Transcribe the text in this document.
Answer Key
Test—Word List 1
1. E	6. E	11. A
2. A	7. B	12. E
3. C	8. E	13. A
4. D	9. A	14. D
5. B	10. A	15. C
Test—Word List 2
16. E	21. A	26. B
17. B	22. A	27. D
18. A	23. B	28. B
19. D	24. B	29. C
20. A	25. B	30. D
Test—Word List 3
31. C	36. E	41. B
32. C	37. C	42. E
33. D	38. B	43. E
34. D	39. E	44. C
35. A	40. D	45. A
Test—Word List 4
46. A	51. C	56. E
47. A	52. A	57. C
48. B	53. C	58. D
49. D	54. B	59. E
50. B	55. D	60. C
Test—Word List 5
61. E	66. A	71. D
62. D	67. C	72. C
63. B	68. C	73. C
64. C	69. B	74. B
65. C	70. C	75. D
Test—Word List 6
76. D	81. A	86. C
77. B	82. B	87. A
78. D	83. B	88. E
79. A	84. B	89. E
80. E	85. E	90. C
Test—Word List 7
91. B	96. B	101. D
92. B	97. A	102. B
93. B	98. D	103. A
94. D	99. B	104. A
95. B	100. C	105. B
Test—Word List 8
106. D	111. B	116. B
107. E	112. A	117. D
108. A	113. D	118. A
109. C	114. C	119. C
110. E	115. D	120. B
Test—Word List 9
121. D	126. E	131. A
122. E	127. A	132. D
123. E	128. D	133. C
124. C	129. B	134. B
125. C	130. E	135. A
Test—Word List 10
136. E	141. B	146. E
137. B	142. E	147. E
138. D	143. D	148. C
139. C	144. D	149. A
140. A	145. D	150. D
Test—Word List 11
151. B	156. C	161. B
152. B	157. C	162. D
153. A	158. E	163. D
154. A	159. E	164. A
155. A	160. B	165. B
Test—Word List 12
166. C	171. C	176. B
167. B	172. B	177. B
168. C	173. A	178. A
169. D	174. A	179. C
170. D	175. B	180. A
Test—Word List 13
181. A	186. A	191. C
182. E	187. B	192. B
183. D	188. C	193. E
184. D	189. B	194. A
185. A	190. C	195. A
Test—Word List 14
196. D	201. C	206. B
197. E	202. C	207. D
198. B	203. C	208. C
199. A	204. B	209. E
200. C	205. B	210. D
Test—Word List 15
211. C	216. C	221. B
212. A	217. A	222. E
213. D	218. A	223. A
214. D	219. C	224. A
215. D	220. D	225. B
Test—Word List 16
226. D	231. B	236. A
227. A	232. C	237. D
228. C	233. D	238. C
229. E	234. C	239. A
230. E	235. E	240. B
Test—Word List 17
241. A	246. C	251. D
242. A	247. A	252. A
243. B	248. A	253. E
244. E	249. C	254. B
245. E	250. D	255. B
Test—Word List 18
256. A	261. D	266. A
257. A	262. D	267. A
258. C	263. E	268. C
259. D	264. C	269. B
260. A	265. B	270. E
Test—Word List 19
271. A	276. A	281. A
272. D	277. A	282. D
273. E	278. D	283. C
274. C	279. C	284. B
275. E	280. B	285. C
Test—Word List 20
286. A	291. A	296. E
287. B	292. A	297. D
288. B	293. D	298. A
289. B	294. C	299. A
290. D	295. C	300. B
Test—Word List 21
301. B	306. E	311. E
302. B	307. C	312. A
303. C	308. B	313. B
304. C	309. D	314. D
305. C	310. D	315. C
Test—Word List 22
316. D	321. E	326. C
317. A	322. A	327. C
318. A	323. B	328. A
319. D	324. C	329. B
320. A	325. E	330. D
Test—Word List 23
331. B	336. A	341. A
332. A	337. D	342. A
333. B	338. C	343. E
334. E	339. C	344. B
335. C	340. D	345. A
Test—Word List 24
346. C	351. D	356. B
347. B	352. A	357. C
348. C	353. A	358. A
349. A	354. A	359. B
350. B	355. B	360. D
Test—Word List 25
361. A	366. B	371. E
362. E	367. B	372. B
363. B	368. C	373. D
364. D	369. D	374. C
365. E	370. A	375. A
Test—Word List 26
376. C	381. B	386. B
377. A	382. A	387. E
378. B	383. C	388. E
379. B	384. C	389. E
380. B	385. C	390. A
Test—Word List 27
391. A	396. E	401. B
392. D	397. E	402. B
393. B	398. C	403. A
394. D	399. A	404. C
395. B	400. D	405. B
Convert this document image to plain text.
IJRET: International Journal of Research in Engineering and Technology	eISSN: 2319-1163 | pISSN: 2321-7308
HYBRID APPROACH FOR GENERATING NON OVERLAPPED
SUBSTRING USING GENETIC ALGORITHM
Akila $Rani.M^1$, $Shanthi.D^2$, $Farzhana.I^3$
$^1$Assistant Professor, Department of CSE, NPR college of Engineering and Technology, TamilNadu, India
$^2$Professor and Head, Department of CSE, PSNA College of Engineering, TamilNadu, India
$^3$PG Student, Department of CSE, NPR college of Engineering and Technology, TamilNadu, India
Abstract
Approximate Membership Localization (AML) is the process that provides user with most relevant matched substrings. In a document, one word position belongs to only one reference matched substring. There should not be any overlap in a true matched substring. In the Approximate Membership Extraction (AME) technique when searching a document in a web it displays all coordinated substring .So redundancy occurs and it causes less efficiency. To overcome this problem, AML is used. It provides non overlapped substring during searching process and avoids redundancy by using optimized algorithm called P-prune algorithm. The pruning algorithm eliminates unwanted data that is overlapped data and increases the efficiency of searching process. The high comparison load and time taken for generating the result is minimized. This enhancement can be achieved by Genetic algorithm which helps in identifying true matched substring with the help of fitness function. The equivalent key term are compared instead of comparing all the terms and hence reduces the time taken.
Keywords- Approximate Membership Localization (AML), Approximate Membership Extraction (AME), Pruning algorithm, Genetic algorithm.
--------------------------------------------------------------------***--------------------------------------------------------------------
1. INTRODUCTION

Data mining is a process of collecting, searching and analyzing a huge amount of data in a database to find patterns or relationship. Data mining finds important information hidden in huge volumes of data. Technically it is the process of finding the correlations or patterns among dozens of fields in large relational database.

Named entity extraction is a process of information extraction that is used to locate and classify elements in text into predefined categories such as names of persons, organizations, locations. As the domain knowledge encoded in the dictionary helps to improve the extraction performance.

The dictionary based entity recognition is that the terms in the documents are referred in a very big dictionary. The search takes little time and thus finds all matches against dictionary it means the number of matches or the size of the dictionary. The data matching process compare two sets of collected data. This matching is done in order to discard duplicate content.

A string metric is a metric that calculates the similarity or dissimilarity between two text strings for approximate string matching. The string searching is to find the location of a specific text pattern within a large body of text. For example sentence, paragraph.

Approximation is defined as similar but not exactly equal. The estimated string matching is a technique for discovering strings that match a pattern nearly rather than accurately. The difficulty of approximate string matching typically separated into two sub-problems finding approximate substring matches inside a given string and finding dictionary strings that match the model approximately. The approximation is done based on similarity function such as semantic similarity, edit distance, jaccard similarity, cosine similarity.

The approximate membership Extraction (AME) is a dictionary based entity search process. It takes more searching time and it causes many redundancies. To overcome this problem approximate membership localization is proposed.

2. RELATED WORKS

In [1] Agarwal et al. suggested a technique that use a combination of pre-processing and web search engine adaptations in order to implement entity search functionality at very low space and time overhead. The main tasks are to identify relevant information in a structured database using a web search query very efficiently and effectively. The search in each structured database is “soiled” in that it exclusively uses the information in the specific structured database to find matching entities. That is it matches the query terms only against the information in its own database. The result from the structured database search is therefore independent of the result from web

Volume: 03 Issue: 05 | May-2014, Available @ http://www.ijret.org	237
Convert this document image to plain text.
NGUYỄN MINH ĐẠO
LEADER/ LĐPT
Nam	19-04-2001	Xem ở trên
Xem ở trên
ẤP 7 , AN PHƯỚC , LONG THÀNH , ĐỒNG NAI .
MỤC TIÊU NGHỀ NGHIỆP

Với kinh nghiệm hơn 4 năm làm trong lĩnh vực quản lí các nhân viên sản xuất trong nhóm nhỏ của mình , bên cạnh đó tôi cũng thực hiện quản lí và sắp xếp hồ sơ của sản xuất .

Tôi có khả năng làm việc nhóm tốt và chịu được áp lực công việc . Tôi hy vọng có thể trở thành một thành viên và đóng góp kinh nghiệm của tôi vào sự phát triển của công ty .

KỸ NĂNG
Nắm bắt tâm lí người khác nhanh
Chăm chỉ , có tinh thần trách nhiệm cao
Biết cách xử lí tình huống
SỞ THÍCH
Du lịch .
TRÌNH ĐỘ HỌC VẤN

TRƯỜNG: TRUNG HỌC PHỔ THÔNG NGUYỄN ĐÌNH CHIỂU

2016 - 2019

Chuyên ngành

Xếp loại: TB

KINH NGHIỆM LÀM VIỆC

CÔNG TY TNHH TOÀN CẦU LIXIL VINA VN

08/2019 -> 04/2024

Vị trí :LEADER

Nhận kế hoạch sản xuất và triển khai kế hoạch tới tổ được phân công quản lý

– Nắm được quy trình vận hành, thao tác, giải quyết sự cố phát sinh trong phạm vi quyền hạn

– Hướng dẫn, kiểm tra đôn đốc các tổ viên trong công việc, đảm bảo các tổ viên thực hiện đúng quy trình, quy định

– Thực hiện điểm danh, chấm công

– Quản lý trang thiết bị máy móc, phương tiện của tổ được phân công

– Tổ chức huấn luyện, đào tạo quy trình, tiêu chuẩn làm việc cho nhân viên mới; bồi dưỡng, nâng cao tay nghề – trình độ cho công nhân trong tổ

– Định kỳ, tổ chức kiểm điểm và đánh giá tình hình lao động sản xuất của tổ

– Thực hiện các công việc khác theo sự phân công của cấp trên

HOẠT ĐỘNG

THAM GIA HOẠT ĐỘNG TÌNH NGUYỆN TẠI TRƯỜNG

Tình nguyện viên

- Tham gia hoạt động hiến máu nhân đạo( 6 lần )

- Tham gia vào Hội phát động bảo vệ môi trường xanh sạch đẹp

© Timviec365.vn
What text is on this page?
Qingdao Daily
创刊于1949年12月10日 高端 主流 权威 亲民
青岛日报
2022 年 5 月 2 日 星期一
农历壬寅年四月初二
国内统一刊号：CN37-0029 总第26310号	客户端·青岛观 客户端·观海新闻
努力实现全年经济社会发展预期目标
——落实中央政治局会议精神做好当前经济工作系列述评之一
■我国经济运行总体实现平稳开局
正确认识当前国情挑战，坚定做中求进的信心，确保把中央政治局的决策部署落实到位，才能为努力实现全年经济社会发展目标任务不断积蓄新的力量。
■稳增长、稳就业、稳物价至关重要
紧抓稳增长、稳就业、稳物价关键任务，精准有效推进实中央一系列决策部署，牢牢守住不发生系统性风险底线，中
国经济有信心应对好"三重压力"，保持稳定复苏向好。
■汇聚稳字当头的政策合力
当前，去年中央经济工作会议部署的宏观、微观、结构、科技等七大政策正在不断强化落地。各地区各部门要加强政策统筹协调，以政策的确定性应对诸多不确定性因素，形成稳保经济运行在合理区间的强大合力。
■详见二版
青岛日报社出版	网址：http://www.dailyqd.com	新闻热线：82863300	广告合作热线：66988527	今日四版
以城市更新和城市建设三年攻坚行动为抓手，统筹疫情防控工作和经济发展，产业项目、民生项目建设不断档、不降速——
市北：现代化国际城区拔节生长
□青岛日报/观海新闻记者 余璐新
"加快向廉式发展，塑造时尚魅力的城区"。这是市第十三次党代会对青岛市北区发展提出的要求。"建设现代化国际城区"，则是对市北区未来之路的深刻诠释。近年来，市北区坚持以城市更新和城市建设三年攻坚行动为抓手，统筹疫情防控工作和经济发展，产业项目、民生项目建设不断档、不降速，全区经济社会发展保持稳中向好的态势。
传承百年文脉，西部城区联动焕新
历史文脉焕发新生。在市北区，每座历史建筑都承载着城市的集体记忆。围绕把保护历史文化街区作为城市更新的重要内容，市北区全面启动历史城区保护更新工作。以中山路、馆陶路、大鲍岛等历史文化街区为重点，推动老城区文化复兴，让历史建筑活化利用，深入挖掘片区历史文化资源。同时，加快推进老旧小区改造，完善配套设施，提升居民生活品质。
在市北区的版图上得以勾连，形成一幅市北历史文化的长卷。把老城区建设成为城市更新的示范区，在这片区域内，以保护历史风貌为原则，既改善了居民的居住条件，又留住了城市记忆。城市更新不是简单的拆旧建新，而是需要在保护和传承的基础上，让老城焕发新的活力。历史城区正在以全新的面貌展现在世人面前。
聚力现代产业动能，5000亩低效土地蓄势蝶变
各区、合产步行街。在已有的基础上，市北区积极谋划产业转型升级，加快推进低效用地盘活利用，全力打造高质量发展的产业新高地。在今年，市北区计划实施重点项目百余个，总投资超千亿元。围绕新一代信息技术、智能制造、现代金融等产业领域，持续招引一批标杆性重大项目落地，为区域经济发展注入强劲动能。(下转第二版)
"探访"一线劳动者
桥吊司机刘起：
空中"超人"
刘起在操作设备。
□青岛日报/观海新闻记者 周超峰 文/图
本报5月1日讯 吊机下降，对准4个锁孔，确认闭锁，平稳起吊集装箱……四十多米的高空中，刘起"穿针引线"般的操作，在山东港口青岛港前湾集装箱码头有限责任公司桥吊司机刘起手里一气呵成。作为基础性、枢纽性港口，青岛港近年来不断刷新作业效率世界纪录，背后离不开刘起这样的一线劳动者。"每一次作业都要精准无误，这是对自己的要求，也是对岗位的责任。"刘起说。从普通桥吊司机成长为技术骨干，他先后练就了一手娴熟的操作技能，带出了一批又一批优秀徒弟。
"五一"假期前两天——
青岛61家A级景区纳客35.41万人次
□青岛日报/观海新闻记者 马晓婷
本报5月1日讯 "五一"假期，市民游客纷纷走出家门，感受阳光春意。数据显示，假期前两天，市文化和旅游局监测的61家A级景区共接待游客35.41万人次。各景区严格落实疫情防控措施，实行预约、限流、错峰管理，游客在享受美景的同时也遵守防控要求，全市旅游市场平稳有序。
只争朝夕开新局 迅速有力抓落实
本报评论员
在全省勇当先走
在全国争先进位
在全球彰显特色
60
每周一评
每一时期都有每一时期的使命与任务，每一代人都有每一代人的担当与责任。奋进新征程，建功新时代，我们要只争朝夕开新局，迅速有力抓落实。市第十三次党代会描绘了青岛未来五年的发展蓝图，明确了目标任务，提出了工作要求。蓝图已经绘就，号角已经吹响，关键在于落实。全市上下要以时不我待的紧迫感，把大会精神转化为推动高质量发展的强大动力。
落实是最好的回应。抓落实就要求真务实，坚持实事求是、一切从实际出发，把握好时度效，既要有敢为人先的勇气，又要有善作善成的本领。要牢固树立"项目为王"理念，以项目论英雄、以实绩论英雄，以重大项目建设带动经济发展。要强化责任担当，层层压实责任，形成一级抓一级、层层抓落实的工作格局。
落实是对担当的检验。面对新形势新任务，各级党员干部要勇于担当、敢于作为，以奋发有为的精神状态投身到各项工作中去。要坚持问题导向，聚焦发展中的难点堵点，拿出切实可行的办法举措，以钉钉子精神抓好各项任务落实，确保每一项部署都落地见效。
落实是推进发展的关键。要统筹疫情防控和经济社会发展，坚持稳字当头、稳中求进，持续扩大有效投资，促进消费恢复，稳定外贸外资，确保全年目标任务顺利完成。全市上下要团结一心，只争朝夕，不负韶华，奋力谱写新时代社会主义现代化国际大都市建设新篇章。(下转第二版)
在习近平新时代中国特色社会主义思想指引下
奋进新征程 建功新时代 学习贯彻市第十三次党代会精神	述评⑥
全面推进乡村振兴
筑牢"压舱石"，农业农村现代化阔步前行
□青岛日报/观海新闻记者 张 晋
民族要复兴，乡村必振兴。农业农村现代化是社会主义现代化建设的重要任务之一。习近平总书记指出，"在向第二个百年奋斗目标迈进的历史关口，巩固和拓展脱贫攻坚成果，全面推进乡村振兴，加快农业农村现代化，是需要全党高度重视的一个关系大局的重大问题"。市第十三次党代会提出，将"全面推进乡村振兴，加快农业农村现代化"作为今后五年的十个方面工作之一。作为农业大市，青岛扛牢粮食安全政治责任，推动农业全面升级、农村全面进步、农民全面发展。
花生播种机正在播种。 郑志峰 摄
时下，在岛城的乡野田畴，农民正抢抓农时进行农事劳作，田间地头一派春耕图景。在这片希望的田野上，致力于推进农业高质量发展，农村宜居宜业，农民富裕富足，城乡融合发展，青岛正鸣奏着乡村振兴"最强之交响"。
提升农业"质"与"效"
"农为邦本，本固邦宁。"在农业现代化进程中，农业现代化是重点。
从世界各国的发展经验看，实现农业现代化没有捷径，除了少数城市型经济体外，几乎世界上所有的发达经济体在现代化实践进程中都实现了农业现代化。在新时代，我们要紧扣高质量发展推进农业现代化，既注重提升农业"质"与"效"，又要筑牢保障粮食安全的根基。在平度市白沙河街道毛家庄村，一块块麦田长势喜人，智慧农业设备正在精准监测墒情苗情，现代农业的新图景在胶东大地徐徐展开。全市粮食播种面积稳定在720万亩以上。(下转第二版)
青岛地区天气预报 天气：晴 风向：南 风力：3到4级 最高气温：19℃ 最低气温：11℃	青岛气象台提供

____________________

* Exercise objective:
Extract, from the listing above, every line where the string "Department" occurs.

* Final result:
$^1$Assistant Professor, Department of CSE, NPR college of Engineering and Technology, TamilNadu, India
$^2$Professor and Head, Department of CSE, PSNA College of Engineering, TamilNadu, India
$^3$PG Student, Department of CSE, NPR college of Engineering and Technology, TamilNadu, India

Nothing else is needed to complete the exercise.